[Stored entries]
_ _ _ _

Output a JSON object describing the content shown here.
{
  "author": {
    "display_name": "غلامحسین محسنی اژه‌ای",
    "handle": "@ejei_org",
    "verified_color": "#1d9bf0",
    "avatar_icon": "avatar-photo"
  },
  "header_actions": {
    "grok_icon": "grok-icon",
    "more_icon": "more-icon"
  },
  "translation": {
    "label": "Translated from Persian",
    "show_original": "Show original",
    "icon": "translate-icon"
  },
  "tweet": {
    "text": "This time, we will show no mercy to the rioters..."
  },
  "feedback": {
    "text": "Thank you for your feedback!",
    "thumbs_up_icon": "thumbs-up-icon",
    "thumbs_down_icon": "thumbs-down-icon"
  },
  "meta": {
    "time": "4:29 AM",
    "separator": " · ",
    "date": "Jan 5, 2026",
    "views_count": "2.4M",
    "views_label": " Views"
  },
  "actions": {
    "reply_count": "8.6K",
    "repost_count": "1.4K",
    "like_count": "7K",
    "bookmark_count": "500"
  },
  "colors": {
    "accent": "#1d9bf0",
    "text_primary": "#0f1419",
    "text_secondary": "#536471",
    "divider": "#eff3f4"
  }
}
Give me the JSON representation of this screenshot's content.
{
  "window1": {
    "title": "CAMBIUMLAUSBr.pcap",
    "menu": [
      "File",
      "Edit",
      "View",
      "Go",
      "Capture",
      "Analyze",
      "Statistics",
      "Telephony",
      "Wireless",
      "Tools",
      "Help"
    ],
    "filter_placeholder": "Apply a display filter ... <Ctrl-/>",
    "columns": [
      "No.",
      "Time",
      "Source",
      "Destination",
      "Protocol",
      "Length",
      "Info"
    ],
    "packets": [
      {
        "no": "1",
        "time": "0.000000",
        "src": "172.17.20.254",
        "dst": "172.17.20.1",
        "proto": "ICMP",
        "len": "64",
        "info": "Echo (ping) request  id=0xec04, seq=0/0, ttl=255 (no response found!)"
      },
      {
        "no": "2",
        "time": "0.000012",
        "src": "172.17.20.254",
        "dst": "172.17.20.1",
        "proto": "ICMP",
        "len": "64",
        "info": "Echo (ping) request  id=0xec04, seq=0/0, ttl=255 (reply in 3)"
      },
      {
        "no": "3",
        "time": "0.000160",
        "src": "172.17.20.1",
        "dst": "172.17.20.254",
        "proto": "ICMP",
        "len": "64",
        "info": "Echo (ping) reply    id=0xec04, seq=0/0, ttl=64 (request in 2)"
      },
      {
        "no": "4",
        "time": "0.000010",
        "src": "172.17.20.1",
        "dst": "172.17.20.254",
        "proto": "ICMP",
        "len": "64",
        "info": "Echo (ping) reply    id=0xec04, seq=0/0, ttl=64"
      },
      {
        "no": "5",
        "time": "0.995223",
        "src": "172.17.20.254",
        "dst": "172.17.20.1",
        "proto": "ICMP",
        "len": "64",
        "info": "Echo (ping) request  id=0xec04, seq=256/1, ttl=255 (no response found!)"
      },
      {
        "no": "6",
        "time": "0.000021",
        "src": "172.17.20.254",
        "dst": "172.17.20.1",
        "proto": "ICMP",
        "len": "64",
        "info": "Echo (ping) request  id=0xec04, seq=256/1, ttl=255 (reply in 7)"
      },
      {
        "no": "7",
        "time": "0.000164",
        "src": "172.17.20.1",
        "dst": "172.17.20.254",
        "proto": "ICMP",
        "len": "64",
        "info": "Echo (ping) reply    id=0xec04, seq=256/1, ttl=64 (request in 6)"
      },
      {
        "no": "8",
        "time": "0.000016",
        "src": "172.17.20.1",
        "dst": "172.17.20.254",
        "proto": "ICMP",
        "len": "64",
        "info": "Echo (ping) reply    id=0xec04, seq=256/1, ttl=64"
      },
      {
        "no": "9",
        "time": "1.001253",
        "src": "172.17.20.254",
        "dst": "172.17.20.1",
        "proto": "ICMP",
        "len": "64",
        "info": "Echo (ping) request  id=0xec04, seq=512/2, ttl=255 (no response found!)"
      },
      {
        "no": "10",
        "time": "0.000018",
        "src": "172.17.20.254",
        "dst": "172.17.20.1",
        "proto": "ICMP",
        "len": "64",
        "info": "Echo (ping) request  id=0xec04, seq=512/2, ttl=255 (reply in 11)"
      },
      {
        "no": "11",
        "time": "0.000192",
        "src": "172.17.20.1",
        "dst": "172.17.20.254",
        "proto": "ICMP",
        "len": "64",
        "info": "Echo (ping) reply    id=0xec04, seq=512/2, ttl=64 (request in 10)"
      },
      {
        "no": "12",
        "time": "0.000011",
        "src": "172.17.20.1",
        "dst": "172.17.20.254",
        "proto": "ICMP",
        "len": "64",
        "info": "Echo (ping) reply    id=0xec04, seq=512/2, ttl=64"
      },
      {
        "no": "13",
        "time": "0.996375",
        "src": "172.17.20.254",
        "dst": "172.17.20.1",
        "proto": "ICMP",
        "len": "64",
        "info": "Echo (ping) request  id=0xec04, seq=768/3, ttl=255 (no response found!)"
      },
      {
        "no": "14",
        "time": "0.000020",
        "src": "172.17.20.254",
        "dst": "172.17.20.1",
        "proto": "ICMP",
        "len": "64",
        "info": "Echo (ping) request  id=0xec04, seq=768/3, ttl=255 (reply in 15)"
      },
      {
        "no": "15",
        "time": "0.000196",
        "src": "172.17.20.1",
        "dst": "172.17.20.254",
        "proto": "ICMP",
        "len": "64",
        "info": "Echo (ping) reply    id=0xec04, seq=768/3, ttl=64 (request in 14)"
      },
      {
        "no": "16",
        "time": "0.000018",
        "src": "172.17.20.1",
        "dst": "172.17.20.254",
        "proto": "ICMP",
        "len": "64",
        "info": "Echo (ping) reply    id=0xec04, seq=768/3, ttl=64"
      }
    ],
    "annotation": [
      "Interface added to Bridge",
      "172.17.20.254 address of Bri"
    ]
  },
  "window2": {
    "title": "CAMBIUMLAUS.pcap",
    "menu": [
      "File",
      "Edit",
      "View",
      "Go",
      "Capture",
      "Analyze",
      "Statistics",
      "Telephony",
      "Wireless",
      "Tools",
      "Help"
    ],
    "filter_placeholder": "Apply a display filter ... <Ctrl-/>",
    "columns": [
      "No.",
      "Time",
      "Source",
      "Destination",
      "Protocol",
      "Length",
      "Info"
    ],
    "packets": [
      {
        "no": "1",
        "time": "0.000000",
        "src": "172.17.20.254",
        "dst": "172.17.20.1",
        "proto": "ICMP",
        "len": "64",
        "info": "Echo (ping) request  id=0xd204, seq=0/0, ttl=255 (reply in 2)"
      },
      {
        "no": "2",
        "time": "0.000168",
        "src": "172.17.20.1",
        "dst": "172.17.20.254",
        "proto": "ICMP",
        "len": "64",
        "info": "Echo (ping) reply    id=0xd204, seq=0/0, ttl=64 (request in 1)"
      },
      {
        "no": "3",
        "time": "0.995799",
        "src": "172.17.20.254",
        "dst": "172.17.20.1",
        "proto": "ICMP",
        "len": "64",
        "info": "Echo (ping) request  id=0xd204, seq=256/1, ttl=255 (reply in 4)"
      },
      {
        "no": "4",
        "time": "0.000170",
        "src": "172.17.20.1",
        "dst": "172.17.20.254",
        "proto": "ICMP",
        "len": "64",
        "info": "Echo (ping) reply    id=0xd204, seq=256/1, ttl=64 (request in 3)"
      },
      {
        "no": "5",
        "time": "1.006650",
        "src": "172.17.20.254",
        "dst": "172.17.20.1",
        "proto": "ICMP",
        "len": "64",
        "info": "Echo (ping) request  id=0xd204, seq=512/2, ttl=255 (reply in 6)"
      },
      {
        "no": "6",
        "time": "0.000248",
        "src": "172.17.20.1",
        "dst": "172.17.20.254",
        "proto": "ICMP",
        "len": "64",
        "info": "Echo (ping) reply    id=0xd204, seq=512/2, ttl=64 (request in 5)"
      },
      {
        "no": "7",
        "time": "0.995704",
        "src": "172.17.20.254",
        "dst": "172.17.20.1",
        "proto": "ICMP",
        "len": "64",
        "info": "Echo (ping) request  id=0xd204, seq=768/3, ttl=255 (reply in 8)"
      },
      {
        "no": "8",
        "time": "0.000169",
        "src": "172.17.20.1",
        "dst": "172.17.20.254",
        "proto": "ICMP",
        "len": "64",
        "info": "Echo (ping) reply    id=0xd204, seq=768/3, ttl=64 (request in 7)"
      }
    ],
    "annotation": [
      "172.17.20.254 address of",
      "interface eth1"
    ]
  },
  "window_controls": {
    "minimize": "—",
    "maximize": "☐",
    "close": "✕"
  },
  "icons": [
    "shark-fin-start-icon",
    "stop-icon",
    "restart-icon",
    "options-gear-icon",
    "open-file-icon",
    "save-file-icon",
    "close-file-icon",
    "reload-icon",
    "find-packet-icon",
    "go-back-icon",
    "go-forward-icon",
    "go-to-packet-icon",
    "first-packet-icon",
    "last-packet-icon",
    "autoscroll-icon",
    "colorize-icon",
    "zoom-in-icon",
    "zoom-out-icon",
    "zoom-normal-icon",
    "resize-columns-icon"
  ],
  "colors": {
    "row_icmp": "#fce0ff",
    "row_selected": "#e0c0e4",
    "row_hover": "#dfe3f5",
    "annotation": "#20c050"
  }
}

_ _ _ _

### [Short task]
Pull every line containing "content" out of the records.

### [Finished task]
Output a JSON object describing the content shown here.
Give me the JSON representation of this screenshot's content.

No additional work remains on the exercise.